> _What to work on_
Take the material and output all of it exactly.

> _Data listing_
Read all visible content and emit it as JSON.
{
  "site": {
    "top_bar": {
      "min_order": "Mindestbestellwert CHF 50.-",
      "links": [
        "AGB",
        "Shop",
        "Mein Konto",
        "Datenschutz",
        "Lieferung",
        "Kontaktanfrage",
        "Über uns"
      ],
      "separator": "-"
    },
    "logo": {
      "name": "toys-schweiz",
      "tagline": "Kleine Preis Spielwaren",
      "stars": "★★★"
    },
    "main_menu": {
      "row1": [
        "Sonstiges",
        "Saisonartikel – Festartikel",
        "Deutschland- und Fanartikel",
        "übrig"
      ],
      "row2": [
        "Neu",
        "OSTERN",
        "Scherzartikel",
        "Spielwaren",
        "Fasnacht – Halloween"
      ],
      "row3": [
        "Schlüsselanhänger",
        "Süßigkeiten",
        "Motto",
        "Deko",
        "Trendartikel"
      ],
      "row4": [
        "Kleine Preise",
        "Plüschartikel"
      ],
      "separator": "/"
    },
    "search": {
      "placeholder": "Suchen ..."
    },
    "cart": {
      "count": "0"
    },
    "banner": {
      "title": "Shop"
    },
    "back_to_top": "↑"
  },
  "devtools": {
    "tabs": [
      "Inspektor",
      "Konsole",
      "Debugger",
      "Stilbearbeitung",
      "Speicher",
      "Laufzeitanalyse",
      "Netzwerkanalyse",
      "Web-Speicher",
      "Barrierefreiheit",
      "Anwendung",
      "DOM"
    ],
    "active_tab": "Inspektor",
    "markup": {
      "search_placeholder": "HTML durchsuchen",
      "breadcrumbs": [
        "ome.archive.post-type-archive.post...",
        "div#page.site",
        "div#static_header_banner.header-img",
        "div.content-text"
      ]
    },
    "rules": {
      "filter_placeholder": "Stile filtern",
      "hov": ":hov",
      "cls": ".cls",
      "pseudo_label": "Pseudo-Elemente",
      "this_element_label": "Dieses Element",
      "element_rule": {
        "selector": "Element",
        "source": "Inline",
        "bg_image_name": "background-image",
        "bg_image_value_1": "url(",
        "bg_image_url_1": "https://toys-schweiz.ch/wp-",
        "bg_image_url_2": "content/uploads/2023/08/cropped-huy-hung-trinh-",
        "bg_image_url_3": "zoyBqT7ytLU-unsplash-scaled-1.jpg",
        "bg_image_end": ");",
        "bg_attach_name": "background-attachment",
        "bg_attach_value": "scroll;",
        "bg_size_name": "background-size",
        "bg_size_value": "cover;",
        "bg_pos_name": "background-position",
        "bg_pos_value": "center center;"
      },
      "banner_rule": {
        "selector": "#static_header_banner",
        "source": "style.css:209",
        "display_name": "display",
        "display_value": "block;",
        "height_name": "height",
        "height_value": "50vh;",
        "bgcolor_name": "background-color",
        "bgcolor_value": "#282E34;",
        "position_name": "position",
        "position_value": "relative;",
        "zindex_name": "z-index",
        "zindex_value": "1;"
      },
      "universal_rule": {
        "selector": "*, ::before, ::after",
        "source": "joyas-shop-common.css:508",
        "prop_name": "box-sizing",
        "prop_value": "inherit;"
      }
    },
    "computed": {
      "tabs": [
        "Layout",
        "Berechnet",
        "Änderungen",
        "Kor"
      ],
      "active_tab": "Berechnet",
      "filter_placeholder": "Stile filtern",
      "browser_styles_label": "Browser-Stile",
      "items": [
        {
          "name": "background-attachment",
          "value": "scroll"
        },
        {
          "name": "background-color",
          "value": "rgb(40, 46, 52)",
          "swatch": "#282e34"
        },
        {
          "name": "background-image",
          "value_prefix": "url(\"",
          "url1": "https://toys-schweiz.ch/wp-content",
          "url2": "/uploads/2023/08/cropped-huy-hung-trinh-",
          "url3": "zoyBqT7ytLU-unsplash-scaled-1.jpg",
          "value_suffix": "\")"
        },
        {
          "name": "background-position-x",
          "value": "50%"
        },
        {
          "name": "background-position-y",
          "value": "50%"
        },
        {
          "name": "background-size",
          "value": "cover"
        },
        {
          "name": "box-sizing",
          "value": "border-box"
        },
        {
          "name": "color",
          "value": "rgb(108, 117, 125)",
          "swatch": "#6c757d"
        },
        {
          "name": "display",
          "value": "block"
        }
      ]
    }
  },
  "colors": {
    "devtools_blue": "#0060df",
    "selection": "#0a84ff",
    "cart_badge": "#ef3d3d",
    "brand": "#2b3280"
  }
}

> _Solved problem_
Read all visible content and emit it as JSON.
{
  "site": {
    "top_bar": {
      "min_order": "Mindestbestellwert CHF 50.-",
      "links": [
        "AGB",
        "Shop",
        "Mein Konto",
        "Datenschutz",
        "Lieferung",
        "Kontaktanfrage",
        "Über uns"
      ],
      "separator": "-"
    },
    "logo": {
      "name": "toys-schweiz",
      "tagline": "Kleine Preis Spielwaren",
      "stars": "★★★"
    },
    "main_menu": {
      "row1": [
        "Sonstiges",
        "Saisonartikel – Festartikel",
        "Deutschland- und Fanartikel",
        "übrig"
      ],
      "row2": [
        "Neu",
        "OSTERN",
        "Scherzartikel",
        "Spielwaren",
        "Fasnacht – Halloween"
      ],
      "row3": [
        "Schlüsselanhänger",
        "Süßigkeiten",
        "Motto",
        "Deko",
        "Trendartikel"
      ],
      "row4": [
        "Kleine Preise",
        "Plüschartikel"
      ],
      "separator": "/"
    },
    "search": {
      "placeholder": "Suchen ..."
    },
    "cart": {
      "count": "0"
    },
    "banner": {
      "title": "Shop"
    },
    "back_to_top": "↑"
  },
  "devtools": {
    "tabs": [
      "Inspektor",
      "Konsole",
      "Debugger",
      "Stilbearbeitung",
      "Speicher",
      "Laufzeitanalyse",
      "Netzwerkanalyse",
      "Web-Speicher",
      "Barrierefreiheit",
      "Anwendung",
      "DOM"
    ],
    "active_tab": "Inspektor",
    "markup": {
      "search_placeholder": "HTML durchsuchen",
      "breadcrumbs": [
        "ome.archive.post-type-archive.post...",
        "div#page.site",
        "div#static_header_banner.header-img",
        "div.content-text"
      ]
    },
    "rules": {
      "filter_placeholder": "Stile filtern",
      "hov": ":hov",
      "cls": ".cls",
      "pseudo_label": "Pseudo-Elemente",
      "this_element_label": "Dieses Element",
      "element_rule": {
        "selector": "Element",
        "source": "Inline",
        "bg_image_name": "background-image",
        "bg_image_value_1": "url(",
        "bg_image_url_1": "https://toys-schweiz.ch/wp-",
        "bg_image_url_2": "content/uploads/2023/08/cropped-huy-hung-trinh-",
        "bg_image_url_3": "zoyBqT7ytLU-unsplash-scaled-1.jpg",
        "bg_image_end": ");",
        "bg_attach_name": "background-attachment",
        "bg_attach_value": "scroll;",
        "bg_size_name": "background-size",
        "bg_size_value": "cover;",
        "bg_pos_name": "background-position",
        "bg_pos_value": "center center;"
      },
      "banner_rule": {
        "selector": "#static_header_banner",
        "source": "style.css:209",
        "display_name": "display",
        "display_value": "block;",
        "height_name": "height",
        "height_value": "50vh;",
        "bgcolor_name": "background-color",
        "bgcolor_value": "#282E34;",
        "position_name": "position",
        "position_value": "relative;",
        "zindex_name": "z-index",
        "zindex_value": "1;"
      },
      "universal_rule": {
        "selector": "*, ::before, ::after",
        "source": "joyas-shop-common.css:508",
        "prop_name": "box-sizing",
        "prop_value": "inherit;"
      }
    },
    "computed": {
      "tabs": [
        "Layout",
        "Berechnet",
        "Änderungen",
        "Kor"
      ],
      "active_tab": "Berechnet",
      "filter_placeholder": "Stile filtern",
      "browser_styles_label": "Browser-Stile",
      "items": [
        {
          "name": "background-attachment",
          "value": "scroll"
        },
        {
          "name": "background-color",
          "value": "rgb(40, 46, 52)",
          "swatch": "#282e34"
        },
        {
          "name": "background-image",
          "value_prefix": "url(\"",
          "url1": "https://toys-schweiz.ch/wp-content",
          "url2": "/uploads/2023/08/cropped-huy-hung-trinh-",
          "url3": "zoyBqT7ytLU-unsplash-scaled-1.jpg",
          "value_suffix": "\")"
        },
        {
          "name": "background-position-x",
          "value": "50%"
        },
        {
          "name": "background-position-y",
          "value": "50%"
        },
        {
          "name": "background-size",
          "value": "cover"
        },
        {
          "name": "box-sizing",
          "value": "border-box"
        },
        {
          "name": "color",
          "value": "rgb(108, 117, 125)",
          "swatch": "#6c757d"
        },
        {
          "name": "display",
          "value": "block"
        }
      ]
    }
  },
  "colors": {
    "devtools_blue": "#0060df",
    "selection": "#0a84ff",
    "cart_badge": "#ef3d3d",
    "brand": "#2b3280"
  }
}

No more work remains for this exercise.